Start of DATASET RECORDS

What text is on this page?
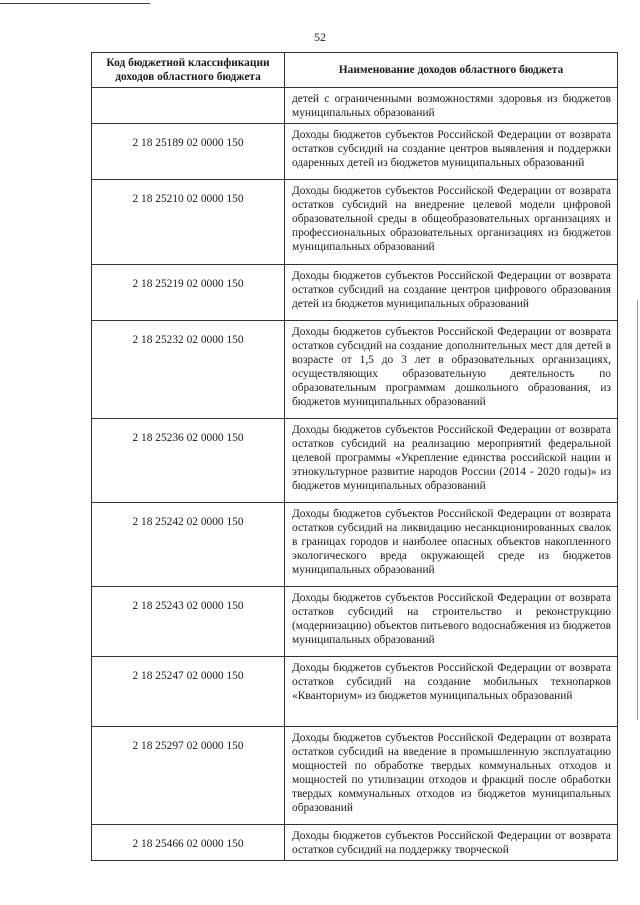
52
Код бюджетной классификации доходов областного бюджета	Наименование доходов областного бюджета
	детей с ограниченными возможностями здоровья из бюджетов муниципальных образований
2 18 25189 02 0000 150	Доходы бюджетов субъектов Российской Федерации от возврата остатков субсидий на создание центров выявления и поддержки одаренных детей из бюджетов муниципальных образований
2 18 25210 02 0000 150	Доходы бюджетов субъектов Российской Федерации от возврата остатков субсидий на внедрение целевой модели цифровой образовательной среды в общеобразовательных организациях и профессиональных образовательных организациях из бюджетов муниципальных образований
2 18 25219 02 0000 150	Доходы бюджетов субъектов Российской Федерации от возврата остатков субсидий на создание центров цифрового образования детей из бюджетов муниципальных образований
2 18 25232 02 0000 150	Доходы бюджетов субъектов Российской Федерации от возврата остатков субсидий на создание дополнительных мест для детей в возрасте от 1,5 до 3 лет в образовательных организациях, осуществляющих образовательную деятельность по образовательным программам дошкольного образования, из бюджетов муниципальных образований
2 18 25236 02 0000 150	Доходы бюджетов субъектов Российской Федерации от возврата остатков субсидий на реализацию мероприятий федеральной целевой программы «Укрепление единства российской нации и этнокультурное развитие народов России (2014 - 2020 годы)» из бюджетов муниципальных образований
2 18 25242 02 0000 150	Доходы бюджетов субъектов Российской Федерации от возврата остатков субсидий на ликвидацию несанкционированных свалок в границах городов и наиболее опасных объектов накопленного экологического вреда окружающей среде из бюджетов муниципальных образований
2 18 25243 02 0000 150	Доходы бюджетов субъектов Российской Федерации от возврата остатков субсидий на строительство и реконструкцию (модернизацию) объектов питьевого водоснабжения из бюджетов муниципальных образований
2 18 25247 02 0000 150	Доходы бюджетов субъектов Российской Федерации от возврата остатков субсидий на создание мобильных технопарков «Кванториум» из бюджетов муниципальных образований
2 18 25297 02 0000 150	Доходы бюджетов субъектов Российской Федерации от возврата остатков субсидий на введение в промышленную эксплуатацию мощностей по обработке твердых коммунальных отходов и мощностей по утилизации отходов и фракций после обработки твердых коммунальных отходов из бюджетов муниципальных образований
2 18 25466 02 0000 150	Доходы бюджетов субъектов Российской Федерации от возврата остатков субсидий на поддержку творческой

End of DATASET RECORDS

WORK TO COMPLETE
All the lines above are to be reproduced exactly, except the pictures.

ANSWER FOR THE TASK
What text is on this page?
52
Код бюджетной классификации доходов областного бюджета	Наименование доходов областного бюджета
	детей с ограниченными возможностями здоровья из бюджетов муниципальных образований
2 18 25189 02 0000 150	Доходы бюджетов субъектов Российской Федерации от возврата остатков субсидий на создание центров выявления и поддержки одаренных детей из бюджетов муниципальных образований
2 18 25210 02 0000 150	Доходы бюджетов субъектов Российской Федерации от возврата остатков субсидий на внедрение целевой модели цифровой образовательной среды в общеобразовательных организациях и профессиональных образовательных организациях из бюджетов муниципальных образований
2 18 25219 02 0000 150	Доходы бюджетов субъектов Российской Федерации от возврата остатков субсидий на создание центров цифрового образования детей из бюджетов муниципальных образований
2 18 25232 02 0000 150	Доходы бюджетов субъектов Российской Федерации от возврата остатков субсидий на создание дополнительных мест для детей в возрасте от 1,5 до 3 лет в образовательных организациях, осуществляющих образовательную деятельность по образовательным программам дошкольного образования, из бюджетов муниципальных образований
2 18 25236 02 0000 150	Доходы бюджетов субъектов Российской Федерации от возврата остатков субсидий на реализацию мероприятий федеральной целевой программы «Укрепление единства российской нации и этнокультурное развитие народов России (2014 - 2020 годы)» из бюджетов муниципальных образований
2 18 25242 02 0000 150	Доходы бюджетов субъектов Российской Федерации от возврата остатков субсидий на ликвидацию несанкционированных свалок в границах городов и наиболее опасных объектов накопленного экологического вреда окружающей среде из бюджетов муниципальных образований
2 18 25243 02 0000 150	Доходы бюджетов субъектов Российской Федерации от возврата остатков субсидий на строительство и реконструкцию (модернизацию) объектов питьевого водоснабжения из бюджетов муниципальных образований
2 18 25247 02 0000 150	Доходы бюджетов субъектов Российской Федерации от возврата остатков субсидий на создание мобильных технопарков «Кванториум» из бюджетов муниципальных образований
2 18 25297 02 0000 150	Доходы бюджетов субъектов Российской Федерации от возврата остатков субсидий на введение в промышленную эксплуатацию мощностей по обработке твердых коммунальных отходов и мощностей по утилизации отходов и фракций после обработки твердых коммунальных отходов из бюджетов муниципальных образований
2 18 25466 02 0000 150	Доходы бюджетов субъектов Российской Федерации от возврата остатков субсидий на поддержку творческой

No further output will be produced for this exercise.